### Record set:
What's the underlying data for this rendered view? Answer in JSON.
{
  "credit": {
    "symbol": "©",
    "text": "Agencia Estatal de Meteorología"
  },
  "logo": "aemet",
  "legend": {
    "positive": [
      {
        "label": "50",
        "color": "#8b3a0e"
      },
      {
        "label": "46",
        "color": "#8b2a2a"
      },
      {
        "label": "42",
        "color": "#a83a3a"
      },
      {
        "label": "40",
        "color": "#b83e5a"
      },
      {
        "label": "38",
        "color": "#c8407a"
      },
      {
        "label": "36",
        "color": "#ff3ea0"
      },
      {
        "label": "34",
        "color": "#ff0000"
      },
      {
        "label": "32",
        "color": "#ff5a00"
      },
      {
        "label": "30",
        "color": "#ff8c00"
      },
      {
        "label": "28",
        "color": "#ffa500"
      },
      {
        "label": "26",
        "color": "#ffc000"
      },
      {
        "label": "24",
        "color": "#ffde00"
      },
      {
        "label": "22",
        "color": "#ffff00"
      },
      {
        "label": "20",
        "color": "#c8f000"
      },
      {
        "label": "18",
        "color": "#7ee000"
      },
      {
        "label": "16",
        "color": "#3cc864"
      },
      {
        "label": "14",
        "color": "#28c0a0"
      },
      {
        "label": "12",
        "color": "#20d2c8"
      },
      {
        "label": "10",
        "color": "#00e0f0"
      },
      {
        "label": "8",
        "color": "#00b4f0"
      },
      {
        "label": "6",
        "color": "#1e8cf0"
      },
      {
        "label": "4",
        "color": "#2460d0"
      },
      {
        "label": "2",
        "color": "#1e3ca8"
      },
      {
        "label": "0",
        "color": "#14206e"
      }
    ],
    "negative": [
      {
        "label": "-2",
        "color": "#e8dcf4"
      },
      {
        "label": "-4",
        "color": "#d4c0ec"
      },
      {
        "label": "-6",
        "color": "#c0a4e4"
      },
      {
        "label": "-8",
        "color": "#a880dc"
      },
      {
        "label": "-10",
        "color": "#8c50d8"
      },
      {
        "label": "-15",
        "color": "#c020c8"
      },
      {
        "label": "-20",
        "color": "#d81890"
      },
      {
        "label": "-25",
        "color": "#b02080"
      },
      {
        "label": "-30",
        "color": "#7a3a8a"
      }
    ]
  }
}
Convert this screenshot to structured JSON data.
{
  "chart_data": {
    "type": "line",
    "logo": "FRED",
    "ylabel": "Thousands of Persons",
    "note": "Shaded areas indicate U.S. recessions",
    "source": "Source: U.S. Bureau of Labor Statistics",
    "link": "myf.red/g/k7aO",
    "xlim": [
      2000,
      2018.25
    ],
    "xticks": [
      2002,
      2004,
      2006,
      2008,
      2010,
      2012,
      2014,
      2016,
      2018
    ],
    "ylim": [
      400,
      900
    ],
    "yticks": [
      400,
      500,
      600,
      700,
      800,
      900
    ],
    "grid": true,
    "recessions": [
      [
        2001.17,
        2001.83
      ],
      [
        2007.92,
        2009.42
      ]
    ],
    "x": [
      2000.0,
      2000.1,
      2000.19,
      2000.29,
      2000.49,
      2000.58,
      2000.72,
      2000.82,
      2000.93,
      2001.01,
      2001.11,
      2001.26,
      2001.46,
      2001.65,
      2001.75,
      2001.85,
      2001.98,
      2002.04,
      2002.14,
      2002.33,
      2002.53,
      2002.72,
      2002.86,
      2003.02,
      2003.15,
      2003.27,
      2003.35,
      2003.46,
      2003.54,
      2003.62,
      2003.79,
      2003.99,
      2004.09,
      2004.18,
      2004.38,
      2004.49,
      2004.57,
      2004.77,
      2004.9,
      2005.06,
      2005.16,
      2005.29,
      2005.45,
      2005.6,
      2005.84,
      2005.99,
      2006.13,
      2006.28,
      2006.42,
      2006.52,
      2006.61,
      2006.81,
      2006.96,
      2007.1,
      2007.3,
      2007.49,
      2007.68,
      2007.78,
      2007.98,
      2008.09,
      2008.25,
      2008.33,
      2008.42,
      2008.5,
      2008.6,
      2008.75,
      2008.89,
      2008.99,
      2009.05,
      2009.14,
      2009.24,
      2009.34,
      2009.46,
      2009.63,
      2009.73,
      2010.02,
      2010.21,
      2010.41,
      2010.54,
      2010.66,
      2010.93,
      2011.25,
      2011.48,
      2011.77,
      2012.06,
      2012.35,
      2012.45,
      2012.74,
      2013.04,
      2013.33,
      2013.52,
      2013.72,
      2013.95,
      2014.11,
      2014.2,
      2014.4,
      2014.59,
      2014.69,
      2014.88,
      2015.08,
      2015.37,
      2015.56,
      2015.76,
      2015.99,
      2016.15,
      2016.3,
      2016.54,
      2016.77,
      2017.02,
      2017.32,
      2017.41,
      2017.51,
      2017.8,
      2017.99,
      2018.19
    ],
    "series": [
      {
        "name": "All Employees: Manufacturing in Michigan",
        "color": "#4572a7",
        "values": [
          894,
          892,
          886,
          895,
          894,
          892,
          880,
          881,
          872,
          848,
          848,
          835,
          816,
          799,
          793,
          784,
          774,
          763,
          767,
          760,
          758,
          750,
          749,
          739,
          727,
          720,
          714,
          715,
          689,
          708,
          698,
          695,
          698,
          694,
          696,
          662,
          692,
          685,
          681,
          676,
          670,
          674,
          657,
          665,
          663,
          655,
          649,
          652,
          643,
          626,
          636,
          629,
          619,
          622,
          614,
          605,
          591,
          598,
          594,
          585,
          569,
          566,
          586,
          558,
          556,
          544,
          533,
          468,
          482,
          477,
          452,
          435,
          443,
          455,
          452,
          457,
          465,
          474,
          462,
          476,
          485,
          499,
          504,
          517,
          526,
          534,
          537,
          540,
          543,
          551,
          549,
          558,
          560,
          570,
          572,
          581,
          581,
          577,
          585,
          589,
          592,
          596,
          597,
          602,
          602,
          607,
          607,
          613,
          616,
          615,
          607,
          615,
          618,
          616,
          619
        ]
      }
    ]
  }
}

### What to produce:
Retype all of the data shown above, word for word.

### Finished task:
What's the underlying data for this rendered view? Answer in JSON.
{
  "credit": {
    "symbol": "©",
    "text": "Agencia Estatal de Meteorología"
  },
  "logo": "aemet",
  "legend": {
    "positive": [
      {
        "label": "50",
        "color": "#8b3a0e"
      },
      {
        "label": "46",
        "color": "#8b2a2a"
      },
      {
        "label": "42",
        "color": "#a83a3a"
      },
      {
        "label": "40",
        "color": "#b83e5a"
      },
      {
        "label": "38",
        "color": "#c8407a"
      },
      {
        "label": "36",
        "color": "#ff3ea0"
      },
      {
        "label": "34",
        "color": "#ff0000"
      },
      {
        "label": "32",
        "color": "#ff5a00"
      },
      {
        "label": "30",
        "color": "#ff8c00"
      },
      {
        "label": "28",
        "color": "#ffa500"
      },
      {
        "label": "26",
        "color": "#ffc000"
      },
      {
        "label": "24",
        "color": "#ffde00"
      },
      {
        "label": "22",
        "color": "#ffff00"
      },
      {
        "label": "20",
        "color": "#c8f000"
      },
      {
        "label": "18",
        "color": "#7ee000"
      },
      {
        "label": "16",
        "color": "#3cc864"
      },
      {
        "label": "14",
        "color": "#28c0a0"
      },
      {
        "label": "12",
        "color": "#20d2c8"
      },
      {
        "label": "10",
        "color": "#00e0f0"
      },
      {
        "label": "8",
        "color": "#00b4f0"
      },
      {
        "label": "6",
        "color": "#1e8cf0"
      },
      {
        "label": "4",
        "color": "#2460d0"
      },
      {
        "label": "2",
        "color": "#1e3ca8"
      },
      {
        "label": "0",
        "color": "#14206e"
      }
    ],
    "negative": [
      {
        "label": "-2",
        "color": "#e8dcf4"
      },
      {
        "label": "-4",
        "color": "#d4c0ec"
      },
      {
        "label": "-6",
        "color": "#c0a4e4"
      },
      {
        "label": "-8",
        "color": "#a880dc"
      },
      {
        "label": "-10",
        "color": "#8c50d8"
      },
      {
        "label": "-15",
        "color": "#c020c8"
      },
      {
        "label": "-20",
        "color": "#d81890"
      },
      {
        "label": "-25",
        "color": "#b02080"
      },
      {
        "label": "-30",
        "color": "#7a3a8a"
      }
    ]
  }
}
Convert this screenshot to structured JSON data.
{
  "chart_data": {
    "type": "line",
    "logo": "FRED",
    "ylabel": "Thousands of Persons",
    "note": "Shaded areas indicate U.S. recessions",
    "source": "Source: U.S. Bureau of Labor Statistics",
    "link": "myf.red/g/k7aO",
    "xlim": [
      2000,
      2018.25
    ],
    "xticks": [
      2002,
      2004,
      2006,
      2008,
      2010,
      2012,
      2014,
      2016,
      2018
    ],
    "ylim": [
      400,
      900
    ],
    "yticks": [
      400,
      500,
      600,
      700,
      800,
      900
    ],
    "grid": true,
    "recessions": [
      [
        2001.17,
        2001.83
      ],
      [
        2007.92,
        2009.42
      ]
    ],
    "x": [
      2000.0,
      2000.1,
      2000.19,
      2000.29,
      2000.49,
      2000.58,
      2000.72,
      2000.82,
      2000.93,
      2001.01,
      2001.11,
      2001.26,
      2001.46,
      2001.65,
      2001.75,
      2001.85,
      2001.98,
      2002.04,
      2002.14,
      2002.33,
      2002.53,
      2002.72,
      2002.86,
      2003.02,
      2003.15,
      2003.27,
      2003.35,
      2003.46,
      2003.54,
      2003.62,
      2003.79,
      2003.99,
      2004.09,
      2004.18,
      2004.38,
      2004.49,
      2004.57,
      2004.77,
      2004.9,
      2005.06,
      2005.16,
      2005.29,
      2005.45,
      2005.6,
      2005.84,
      2005.99,
      2006.13,
      2006.28,
      2006.42,
      2006.52,
      2006.61,
      2006.81,
      2006.96,
      2007.1,
      2007.3,
      2007.49,
      2007.68,
      2007.78,
      2007.98,
      2008.09,
      2008.25,
      2008.33,
      2008.42,
      2008.5,
      2008.6,
      2008.75,
      2008.89,
      2008.99,
      2009.05,
      2009.14,
      2009.24,
      2009.34,
      2009.46,
      2009.63,
      2009.73,
      2010.02,
      2010.21,
      2010.41,
      2010.54,
      2010.66,
      2010.93,
      2011.25,
      2011.48,
      2011.77,
      2012.06,
      2012.35,
      2012.45,
      2012.74,
      2013.04,
      2013.33,
      2013.52,
      2013.72,
      2013.95,
      2014.11,
      2014.2,
      2014.4,
      2014.59,
      2014.69,
      2014.88,
      2015.08,
      2015.37,
      2015.56,
      2015.76,
      2015.99,
      2016.15,
      2016.3,
      2016.54,
      2016.77,
      2017.02,
      2017.32,
      2017.41,
      2017.51,
      2017.8,
      2017.99,
      2018.19
    ],
    "series": [
      {
        "name": "All Employees: Manufacturing in Michigan",
        "color": "#4572a7",
        "values": [
          894,
          892,
          886,
          895,
          894,
          892,
          880,
          881,
          872,
          848,
          848,
          835,
          816,
          799,
          793,
          784,
          774,
          763,
          767,
          760,
          758,
          750,
          749,
          739,
          727,
          720,
          714,
          715,
          689,
          708,
          698,
          695,
          698,
          694,
          696,
          662,
          692,
          685,
          681,
          676,
          670,
          674,
          657,
          665,
          663,
          655,
          649,
          652,
          643,
          626,
          636,
          629,
          619,
          622,
          614,
          605,
          591,
          598,
          594,
          585,
          569,
          566,
          586,
          558,
          556,
          544,
          533,
          468,
          482,
          477,
          452,
          435,
          443,
          455,
          452,
          457,
          465,
          474,
          462,
          476,
          485,
          499,
          504,
          517,
          526,
          534,
          537,
          540,
          543,
          551,
          549,
          558,
          560,
          570,
          572,
          581,
          581,
          577,
          585,
          589,
          592,
          596,
          597,
          602,
          602,
          607,
          607,
          613,
          616,
          615,
          607,
          615,
          618,
          616,
          619
        ]
      }
    ]
  }
}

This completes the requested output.